[Saved entries]
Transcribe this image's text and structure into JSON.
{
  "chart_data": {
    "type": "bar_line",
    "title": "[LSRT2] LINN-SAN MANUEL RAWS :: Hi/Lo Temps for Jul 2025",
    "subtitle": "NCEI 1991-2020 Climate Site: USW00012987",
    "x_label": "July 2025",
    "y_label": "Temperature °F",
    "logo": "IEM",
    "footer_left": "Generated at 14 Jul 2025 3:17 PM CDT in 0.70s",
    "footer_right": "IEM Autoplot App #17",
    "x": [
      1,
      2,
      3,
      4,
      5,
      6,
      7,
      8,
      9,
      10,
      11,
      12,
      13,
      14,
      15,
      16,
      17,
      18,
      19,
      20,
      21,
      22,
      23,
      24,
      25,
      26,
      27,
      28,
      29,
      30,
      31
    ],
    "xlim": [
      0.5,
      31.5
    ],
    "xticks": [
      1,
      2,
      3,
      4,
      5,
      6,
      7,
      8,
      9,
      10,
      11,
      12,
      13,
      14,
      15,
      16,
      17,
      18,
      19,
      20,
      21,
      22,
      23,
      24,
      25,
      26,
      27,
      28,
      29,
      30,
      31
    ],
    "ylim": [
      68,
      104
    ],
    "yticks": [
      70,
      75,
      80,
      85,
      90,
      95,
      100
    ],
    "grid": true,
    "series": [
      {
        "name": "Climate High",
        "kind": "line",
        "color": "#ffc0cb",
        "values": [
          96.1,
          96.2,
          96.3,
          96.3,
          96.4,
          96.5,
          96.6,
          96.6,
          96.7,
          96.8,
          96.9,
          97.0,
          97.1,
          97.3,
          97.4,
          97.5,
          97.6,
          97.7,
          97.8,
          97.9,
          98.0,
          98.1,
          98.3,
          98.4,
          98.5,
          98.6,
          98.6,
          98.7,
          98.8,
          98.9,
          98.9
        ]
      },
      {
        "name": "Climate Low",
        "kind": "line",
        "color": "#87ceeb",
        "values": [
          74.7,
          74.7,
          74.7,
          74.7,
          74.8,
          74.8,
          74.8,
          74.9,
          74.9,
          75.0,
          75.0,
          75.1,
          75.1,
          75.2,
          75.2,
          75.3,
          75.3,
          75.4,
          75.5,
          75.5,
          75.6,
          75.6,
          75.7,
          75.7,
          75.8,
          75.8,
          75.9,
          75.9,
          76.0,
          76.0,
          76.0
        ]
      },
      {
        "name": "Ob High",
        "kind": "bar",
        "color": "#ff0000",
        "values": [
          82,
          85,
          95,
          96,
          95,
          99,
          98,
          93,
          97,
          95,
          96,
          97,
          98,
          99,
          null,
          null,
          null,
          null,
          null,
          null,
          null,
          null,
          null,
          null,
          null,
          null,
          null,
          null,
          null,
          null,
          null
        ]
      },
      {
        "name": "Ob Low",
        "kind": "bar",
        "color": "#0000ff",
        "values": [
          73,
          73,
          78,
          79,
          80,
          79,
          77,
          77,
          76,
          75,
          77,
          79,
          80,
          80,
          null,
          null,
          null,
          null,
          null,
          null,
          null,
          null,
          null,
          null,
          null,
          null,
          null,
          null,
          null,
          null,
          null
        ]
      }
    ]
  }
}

...

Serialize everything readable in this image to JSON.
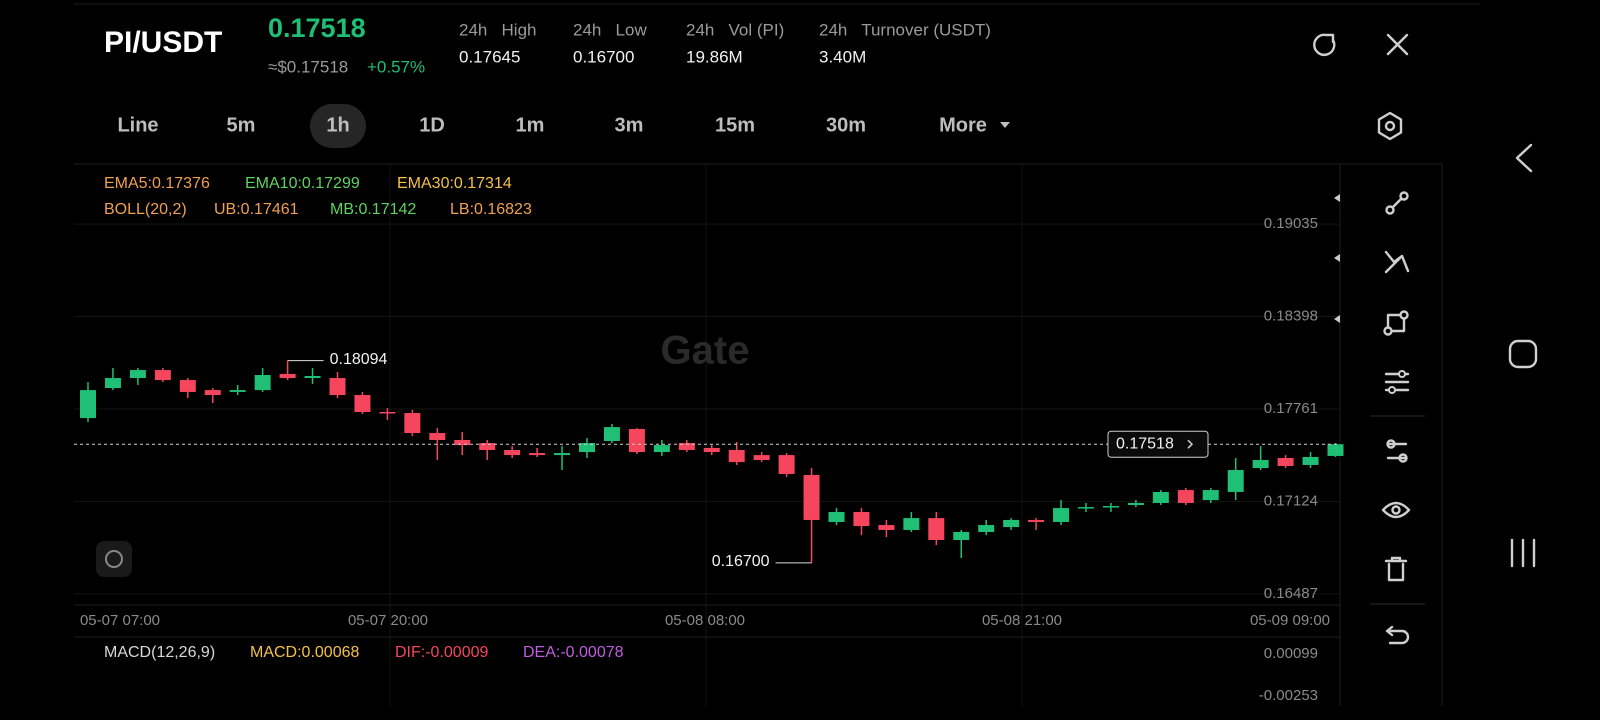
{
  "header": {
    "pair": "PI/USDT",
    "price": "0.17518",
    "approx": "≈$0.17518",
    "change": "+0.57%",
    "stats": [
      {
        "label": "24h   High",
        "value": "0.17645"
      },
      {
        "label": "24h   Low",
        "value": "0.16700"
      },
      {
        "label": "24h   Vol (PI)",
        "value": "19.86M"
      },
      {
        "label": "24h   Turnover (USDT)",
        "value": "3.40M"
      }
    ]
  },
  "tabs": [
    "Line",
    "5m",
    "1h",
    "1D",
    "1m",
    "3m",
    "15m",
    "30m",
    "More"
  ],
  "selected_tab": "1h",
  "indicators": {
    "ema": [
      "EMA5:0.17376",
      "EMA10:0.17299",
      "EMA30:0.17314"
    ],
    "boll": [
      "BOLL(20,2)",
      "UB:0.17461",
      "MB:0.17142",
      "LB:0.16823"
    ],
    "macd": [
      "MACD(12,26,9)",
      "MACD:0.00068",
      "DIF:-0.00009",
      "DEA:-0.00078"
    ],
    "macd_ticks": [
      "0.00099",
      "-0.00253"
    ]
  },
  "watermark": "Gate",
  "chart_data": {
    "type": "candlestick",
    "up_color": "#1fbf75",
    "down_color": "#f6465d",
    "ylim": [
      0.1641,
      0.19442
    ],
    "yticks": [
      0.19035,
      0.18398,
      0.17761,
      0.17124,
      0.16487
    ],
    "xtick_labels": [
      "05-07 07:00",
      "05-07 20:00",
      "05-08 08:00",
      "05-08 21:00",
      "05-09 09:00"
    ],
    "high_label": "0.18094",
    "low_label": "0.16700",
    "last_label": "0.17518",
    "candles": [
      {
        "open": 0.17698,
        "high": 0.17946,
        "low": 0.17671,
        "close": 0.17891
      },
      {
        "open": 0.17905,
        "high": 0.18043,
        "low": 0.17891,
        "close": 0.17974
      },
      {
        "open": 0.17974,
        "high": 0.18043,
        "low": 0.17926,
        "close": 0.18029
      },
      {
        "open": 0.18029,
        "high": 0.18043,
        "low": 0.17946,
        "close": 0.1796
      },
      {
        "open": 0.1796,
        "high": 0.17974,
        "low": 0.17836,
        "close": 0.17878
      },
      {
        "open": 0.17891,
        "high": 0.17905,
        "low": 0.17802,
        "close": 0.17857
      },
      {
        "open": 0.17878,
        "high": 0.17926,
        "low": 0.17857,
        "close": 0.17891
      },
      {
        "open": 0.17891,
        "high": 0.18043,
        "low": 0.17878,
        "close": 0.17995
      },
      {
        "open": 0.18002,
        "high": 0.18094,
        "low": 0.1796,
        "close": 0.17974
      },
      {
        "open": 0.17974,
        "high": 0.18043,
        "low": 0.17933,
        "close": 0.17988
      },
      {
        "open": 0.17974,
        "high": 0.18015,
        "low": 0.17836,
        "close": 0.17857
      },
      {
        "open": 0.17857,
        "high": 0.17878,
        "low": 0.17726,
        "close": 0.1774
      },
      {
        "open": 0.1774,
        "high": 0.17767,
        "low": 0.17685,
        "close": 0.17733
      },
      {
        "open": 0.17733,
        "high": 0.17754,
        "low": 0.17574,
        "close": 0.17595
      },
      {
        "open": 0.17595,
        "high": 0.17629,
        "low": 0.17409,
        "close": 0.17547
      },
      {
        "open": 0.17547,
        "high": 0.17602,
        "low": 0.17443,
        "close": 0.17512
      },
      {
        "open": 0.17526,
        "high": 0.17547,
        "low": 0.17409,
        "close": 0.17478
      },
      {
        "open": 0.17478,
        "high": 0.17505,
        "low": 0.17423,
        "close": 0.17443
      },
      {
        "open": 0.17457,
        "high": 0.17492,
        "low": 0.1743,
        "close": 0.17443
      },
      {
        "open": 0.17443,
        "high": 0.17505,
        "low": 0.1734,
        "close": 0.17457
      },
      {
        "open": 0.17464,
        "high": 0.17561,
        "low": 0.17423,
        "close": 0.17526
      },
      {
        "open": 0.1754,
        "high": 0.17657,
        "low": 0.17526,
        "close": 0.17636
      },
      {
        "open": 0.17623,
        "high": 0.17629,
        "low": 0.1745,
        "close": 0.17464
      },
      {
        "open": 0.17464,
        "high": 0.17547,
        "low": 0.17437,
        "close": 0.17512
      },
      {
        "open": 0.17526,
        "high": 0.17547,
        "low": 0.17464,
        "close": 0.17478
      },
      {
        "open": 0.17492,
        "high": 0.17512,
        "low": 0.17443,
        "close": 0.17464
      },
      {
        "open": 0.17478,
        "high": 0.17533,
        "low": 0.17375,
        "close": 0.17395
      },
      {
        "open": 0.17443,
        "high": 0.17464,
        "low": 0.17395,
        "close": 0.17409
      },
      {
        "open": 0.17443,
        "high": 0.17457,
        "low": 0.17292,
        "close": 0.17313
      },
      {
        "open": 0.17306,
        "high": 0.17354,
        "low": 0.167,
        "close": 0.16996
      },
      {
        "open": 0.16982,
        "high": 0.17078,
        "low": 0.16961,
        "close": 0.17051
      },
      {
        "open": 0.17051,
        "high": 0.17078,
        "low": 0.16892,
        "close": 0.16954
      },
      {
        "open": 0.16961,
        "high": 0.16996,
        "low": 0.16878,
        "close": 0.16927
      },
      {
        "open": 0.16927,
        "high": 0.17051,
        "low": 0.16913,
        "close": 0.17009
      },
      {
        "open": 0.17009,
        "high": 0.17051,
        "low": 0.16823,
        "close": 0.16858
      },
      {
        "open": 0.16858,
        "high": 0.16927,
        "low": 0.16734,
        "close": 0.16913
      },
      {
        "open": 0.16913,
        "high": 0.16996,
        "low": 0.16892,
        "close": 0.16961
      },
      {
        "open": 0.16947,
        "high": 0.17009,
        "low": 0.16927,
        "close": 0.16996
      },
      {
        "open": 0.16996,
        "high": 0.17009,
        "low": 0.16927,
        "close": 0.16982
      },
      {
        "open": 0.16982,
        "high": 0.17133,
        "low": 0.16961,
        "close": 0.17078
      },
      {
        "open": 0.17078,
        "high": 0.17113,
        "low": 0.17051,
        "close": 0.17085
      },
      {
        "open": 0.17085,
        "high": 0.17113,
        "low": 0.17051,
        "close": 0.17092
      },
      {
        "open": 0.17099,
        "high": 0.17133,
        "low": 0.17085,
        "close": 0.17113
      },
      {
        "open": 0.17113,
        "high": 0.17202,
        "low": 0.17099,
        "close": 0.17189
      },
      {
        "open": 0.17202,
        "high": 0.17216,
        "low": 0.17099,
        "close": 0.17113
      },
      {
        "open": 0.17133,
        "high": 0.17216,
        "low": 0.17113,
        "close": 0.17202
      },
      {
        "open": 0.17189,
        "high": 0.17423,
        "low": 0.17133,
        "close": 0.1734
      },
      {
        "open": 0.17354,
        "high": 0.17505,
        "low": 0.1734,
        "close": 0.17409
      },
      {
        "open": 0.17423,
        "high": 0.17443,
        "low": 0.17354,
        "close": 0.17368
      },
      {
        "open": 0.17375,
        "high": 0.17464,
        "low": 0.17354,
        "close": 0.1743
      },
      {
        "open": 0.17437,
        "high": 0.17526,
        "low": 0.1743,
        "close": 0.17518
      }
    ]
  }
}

...

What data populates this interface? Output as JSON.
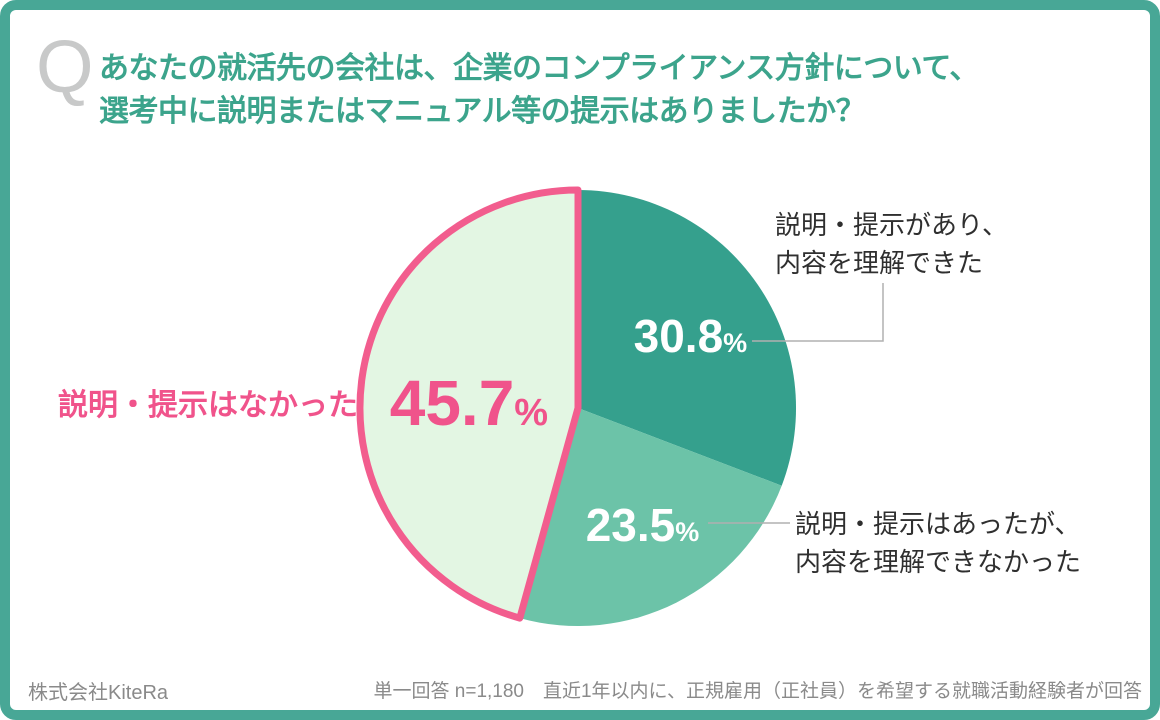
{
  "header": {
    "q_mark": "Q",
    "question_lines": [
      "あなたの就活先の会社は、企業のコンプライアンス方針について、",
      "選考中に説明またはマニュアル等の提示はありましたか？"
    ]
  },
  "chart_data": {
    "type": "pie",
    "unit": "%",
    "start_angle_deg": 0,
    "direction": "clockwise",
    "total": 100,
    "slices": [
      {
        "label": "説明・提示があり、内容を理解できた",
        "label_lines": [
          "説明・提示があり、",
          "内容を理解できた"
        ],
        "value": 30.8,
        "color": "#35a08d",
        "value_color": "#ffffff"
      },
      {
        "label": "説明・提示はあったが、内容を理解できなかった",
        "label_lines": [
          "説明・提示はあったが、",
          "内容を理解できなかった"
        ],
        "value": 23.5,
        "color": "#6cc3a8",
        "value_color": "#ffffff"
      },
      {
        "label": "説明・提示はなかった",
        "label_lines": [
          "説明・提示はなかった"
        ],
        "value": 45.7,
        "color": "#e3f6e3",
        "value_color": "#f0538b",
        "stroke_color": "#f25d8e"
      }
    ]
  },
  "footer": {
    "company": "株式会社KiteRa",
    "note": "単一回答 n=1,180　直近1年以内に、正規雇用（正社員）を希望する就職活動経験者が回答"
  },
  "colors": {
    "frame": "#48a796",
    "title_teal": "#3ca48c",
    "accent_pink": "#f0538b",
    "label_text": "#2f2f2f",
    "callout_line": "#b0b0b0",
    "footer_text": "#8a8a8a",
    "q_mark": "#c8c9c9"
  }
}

▶ [Required work] In the listing, find every line containing the word "name" and list it.

▶ [Expected answer]
        "name": "Climate High",
        "name": "Climate Low",
        "name": "Ob High",
        "name": "Ob Low",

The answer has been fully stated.